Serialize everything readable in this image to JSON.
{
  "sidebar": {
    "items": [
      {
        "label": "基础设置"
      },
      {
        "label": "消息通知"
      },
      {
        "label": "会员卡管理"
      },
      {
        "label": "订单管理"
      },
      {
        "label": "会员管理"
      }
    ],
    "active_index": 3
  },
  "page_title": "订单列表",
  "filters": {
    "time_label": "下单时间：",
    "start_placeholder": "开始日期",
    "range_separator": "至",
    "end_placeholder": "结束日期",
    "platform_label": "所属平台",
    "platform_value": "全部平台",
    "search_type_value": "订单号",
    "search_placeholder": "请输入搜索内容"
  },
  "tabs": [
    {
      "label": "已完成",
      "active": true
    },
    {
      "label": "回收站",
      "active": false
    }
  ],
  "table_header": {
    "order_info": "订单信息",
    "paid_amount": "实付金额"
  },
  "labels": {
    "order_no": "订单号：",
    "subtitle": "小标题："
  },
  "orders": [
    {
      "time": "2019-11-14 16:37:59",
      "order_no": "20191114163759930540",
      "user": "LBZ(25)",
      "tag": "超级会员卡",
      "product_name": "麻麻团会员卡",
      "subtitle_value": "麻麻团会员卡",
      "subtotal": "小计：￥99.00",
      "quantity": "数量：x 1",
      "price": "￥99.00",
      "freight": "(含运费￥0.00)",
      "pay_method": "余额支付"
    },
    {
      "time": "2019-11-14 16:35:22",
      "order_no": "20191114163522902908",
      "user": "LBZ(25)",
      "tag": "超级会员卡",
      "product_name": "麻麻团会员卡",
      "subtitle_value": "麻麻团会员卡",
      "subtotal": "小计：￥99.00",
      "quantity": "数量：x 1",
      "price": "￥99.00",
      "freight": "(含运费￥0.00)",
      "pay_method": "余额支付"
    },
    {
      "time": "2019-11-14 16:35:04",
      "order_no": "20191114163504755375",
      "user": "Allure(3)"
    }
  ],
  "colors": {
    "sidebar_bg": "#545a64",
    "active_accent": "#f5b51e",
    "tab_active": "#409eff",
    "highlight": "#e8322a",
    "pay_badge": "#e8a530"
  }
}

---

Written exercise
Output the whole listing above again, word for word.

Right answer
Serialize everything readable in this image to JSON.
{
  "sidebar": {
    "items": [
      {
        "label": "基础设置"
      },
      {
        "label": "消息通知"
      },
      {
        "label": "会员卡管理"
      },
      {
        "label": "订单管理"
      },
      {
        "label": "会员管理"
      }
    ],
    "active_index": 3
  },
  "page_title": "订单列表",
  "filters": {
    "time_label": "下单时间：",
    "start_placeholder": "开始日期",
    "range_separator": "至",
    "end_placeholder": "结束日期",
    "platform_label": "所属平台",
    "platform_value": "全部平台",
    "search_type_value": "订单号",
    "search_placeholder": "请输入搜索内容"
  },
  "tabs": [
    {
      "label": "已完成",
      "active": true
    },
    {
      "label": "回收站",
      "active": false
    }
  ],
  "table_header": {
    "order_info": "订单信息",
    "paid_amount": "实付金额"
  },
  "labels": {
    "order_no": "订单号：",
    "subtitle": "小标题："
  },
  "orders": [
    {
      "time": "2019-11-14 16:37:59",
      "order_no": "20191114163759930540",
      "user": "LBZ(25)",
      "tag": "超级会员卡",
      "product_name": "麻麻团会员卡",
      "subtitle_value": "麻麻团会员卡",
      "subtotal": "小计：￥99.00",
      "quantity": "数量：x 1",
      "price": "￥99.00",
      "freight": "(含运费￥0.00)",
      "pay_method": "余额支付"
    },
    {
      "time": "2019-11-14 16:35:22",
      "order_no": "20191114163522902908",
      "user": "LBZ(25)",
      "tag": "超级会员卡",
      "product_name": "麻麻团会员卡",
      "subtitle_value": "麻麻团会员卡",
      "subtotal": "小计：￥99.00",
      "quantity": "数量：x 1",
      "price": "￥99.00",
      "freight": "(含运费￥0.00)",
      "pay_method": "余额支付"
    },
    {
      "time": "2019-11-14 16:35:04",
      "order_no": "20191114163504755375",
      "user": "Allure(3)"
    }
  ],
  "colors": {
    "sidebar_bg": "#545a64",
    "active_accent": "#f5b51e",
    "tab_active": "#409eff",
    "highlight": "#e8322a",
    "pay_badge": "#e8a530"
  }
}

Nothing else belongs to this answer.